_Goal_
Locate and copy each line in the data that contains the word "structured".

(Items listed in a dataset)
(begin)

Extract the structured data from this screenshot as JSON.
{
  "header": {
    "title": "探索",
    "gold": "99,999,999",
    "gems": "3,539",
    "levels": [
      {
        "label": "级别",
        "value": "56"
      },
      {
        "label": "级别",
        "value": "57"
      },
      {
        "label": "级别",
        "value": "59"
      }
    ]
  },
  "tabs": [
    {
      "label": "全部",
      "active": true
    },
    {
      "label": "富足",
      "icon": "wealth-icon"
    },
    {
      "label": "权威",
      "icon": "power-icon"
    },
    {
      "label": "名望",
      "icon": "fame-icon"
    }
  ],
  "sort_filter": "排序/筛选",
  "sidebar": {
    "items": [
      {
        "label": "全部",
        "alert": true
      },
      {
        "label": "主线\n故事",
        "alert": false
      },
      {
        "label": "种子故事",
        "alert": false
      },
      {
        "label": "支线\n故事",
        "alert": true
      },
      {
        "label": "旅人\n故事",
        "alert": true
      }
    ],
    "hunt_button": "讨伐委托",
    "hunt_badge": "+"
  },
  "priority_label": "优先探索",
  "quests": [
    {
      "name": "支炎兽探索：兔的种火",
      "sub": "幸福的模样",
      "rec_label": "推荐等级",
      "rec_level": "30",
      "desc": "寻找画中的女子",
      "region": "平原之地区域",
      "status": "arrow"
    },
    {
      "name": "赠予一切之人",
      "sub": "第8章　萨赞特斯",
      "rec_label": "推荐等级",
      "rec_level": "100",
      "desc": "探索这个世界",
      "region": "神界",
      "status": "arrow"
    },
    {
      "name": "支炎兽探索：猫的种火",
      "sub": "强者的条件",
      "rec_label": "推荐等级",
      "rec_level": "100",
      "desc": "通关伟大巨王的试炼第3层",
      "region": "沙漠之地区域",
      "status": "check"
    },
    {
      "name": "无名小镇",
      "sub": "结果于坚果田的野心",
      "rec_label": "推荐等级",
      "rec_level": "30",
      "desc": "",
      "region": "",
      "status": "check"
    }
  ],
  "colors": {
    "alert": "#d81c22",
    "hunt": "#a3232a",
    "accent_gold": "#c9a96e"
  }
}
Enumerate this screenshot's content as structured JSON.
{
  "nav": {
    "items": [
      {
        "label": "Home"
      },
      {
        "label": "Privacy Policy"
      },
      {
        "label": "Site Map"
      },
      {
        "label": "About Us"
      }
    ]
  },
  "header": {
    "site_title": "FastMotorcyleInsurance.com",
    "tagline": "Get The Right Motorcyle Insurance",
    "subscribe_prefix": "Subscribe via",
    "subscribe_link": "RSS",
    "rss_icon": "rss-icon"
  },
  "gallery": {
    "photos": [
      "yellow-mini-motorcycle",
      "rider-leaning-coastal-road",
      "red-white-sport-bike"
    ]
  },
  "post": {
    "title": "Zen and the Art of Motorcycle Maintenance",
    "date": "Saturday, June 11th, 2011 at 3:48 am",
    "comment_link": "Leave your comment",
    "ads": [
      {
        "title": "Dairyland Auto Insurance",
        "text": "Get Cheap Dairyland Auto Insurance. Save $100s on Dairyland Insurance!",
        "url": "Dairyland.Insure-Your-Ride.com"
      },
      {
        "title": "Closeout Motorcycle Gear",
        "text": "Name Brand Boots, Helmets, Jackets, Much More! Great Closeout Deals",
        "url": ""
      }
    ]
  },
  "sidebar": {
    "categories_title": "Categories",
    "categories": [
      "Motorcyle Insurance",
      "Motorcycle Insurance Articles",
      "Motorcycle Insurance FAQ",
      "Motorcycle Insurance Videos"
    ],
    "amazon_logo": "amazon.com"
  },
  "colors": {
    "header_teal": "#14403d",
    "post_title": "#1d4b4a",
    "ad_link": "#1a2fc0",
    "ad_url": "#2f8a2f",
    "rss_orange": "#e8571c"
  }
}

(end)

_Finished answer_
Extract the structured data from this screenshot as JSON.
Enumerate this screenshot's content as structured JSON.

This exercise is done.